INPUT:
■ ■ ■ ■ ■ ■ ■

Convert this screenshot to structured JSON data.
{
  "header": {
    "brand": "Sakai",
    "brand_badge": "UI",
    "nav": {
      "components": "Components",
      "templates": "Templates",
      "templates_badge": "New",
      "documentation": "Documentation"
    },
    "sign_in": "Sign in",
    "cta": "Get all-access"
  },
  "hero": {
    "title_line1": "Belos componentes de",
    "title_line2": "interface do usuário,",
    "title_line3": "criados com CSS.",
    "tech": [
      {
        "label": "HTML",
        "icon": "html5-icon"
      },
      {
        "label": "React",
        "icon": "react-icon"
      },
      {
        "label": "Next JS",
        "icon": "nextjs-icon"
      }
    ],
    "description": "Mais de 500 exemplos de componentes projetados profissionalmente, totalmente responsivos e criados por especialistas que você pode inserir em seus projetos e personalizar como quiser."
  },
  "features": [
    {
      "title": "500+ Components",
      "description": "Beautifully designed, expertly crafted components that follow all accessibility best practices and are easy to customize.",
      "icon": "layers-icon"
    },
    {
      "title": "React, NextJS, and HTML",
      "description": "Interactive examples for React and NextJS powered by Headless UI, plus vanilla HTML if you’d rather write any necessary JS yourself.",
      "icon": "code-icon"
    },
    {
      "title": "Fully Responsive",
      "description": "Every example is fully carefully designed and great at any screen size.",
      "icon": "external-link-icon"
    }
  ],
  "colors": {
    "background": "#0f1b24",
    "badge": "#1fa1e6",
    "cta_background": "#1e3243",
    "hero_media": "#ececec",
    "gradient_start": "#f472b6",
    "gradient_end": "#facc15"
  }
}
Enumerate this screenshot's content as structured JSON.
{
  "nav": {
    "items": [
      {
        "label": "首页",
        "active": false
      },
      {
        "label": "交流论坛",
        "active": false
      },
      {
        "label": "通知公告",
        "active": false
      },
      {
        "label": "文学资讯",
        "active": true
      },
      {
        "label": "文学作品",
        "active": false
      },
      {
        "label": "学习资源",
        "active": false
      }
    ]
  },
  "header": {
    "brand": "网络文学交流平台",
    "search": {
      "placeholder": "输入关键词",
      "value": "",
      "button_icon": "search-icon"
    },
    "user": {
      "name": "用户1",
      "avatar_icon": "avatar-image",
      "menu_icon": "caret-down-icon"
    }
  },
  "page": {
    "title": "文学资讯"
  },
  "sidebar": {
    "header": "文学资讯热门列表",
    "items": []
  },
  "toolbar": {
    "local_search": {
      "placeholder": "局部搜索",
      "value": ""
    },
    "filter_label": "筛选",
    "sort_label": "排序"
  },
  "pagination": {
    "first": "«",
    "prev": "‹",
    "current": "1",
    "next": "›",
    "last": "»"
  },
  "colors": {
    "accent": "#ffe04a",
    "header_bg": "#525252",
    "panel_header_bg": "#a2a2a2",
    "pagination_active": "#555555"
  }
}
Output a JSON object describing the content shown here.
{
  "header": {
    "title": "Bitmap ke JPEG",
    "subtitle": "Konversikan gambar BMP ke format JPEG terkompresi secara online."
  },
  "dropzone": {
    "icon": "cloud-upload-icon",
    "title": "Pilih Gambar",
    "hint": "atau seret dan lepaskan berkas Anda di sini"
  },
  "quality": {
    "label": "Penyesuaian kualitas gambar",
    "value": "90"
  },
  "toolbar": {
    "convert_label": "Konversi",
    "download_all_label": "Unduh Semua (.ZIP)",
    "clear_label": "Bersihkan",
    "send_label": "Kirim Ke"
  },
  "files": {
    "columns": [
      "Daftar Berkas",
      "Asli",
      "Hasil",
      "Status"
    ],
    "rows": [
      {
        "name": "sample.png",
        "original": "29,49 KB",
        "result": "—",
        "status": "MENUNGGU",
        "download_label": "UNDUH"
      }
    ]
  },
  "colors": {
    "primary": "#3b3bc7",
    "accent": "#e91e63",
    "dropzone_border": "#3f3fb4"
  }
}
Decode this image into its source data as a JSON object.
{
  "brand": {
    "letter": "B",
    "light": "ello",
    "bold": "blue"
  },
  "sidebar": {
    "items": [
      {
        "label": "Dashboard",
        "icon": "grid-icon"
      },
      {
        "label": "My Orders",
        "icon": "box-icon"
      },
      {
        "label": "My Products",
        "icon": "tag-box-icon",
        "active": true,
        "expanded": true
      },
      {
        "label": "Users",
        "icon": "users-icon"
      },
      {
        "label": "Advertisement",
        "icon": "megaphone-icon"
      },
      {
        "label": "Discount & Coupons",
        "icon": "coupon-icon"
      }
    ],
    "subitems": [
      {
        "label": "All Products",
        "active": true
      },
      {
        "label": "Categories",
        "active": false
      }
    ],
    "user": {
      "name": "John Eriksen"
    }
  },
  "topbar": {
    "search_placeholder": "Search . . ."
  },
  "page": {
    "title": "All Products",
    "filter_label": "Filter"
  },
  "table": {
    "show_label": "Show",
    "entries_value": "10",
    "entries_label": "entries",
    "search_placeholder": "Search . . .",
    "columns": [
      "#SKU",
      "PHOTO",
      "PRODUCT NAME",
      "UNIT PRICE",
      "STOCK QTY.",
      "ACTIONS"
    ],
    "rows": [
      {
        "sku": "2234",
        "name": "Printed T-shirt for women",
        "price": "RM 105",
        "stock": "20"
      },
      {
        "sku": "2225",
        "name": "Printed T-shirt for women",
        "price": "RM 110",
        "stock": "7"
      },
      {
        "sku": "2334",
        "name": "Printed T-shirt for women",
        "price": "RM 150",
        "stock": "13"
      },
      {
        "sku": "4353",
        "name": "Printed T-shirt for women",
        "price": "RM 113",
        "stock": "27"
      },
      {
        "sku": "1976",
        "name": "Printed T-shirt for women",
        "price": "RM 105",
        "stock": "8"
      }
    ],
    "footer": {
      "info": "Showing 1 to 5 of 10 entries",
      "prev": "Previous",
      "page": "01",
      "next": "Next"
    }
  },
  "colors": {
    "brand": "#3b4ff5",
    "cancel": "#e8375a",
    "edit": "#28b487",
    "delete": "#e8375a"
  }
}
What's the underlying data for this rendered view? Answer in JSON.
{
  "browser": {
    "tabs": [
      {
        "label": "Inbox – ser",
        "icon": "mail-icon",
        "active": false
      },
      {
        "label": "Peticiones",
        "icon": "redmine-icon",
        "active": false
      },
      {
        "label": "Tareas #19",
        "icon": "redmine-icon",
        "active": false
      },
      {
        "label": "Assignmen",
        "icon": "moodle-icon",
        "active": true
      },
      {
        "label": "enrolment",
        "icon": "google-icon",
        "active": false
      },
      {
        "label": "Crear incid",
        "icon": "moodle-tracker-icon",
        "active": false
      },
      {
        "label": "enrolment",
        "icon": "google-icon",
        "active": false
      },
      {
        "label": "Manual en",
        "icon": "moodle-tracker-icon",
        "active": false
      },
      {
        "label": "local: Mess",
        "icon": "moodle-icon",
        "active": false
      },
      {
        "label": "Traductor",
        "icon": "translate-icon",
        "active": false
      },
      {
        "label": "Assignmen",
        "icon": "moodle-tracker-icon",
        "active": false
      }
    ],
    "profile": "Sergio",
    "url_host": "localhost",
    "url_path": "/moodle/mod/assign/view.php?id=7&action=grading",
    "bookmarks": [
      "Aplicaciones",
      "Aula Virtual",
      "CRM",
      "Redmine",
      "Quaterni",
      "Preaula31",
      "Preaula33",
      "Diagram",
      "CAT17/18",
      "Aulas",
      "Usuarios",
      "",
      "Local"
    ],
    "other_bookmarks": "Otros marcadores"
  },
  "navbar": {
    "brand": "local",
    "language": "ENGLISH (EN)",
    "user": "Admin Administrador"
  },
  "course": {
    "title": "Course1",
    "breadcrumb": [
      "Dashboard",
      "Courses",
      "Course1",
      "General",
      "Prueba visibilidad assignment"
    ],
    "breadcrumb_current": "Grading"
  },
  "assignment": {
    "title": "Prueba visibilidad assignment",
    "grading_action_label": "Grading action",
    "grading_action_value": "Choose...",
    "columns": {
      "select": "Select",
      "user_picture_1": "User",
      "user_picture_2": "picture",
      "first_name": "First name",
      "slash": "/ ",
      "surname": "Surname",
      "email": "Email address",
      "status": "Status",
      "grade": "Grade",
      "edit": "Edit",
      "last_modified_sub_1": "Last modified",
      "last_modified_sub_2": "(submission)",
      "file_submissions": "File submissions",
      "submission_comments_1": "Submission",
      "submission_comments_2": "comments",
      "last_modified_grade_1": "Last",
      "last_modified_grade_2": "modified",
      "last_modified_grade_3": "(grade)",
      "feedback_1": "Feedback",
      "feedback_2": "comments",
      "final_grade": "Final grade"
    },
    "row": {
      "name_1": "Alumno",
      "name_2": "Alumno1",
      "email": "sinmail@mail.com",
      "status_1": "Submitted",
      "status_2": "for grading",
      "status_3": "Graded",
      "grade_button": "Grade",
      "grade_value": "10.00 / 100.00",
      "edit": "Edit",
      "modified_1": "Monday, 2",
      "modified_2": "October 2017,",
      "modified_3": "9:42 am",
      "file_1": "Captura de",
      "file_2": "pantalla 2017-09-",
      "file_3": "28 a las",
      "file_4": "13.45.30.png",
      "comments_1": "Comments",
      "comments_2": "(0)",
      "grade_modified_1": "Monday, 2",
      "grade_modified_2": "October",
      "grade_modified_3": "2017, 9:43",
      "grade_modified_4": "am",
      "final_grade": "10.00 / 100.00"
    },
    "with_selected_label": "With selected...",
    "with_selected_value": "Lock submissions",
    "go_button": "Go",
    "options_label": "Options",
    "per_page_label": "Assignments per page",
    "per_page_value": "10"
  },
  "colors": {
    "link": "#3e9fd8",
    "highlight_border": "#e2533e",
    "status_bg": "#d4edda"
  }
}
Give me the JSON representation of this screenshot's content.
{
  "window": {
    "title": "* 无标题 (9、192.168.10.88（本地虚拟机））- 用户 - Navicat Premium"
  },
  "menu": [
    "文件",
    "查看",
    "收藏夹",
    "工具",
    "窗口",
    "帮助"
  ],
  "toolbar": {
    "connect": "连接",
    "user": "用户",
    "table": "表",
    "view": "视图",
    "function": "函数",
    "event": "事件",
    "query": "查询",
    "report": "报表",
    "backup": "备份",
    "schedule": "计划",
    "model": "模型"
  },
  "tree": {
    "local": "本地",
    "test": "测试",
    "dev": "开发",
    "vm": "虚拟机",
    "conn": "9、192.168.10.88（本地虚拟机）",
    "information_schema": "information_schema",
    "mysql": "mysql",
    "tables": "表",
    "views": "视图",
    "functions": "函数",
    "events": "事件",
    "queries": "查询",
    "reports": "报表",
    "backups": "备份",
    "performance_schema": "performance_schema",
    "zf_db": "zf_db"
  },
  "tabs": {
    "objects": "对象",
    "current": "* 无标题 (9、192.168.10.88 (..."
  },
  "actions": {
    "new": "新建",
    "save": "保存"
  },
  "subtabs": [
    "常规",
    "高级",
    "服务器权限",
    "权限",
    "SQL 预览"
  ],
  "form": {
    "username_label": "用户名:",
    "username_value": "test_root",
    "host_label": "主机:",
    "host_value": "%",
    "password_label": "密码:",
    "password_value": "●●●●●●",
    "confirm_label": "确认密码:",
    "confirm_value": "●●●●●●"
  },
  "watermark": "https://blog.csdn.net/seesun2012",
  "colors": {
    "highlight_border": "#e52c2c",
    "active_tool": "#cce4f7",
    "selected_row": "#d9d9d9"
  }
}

■ ■ ■ ■ ■ ■ ■

TO DO: Report all lines of the data that include the word "link".

TASK SOLUTION:
      "icon": "external-link-icon"
    "link": "#3e9fd8",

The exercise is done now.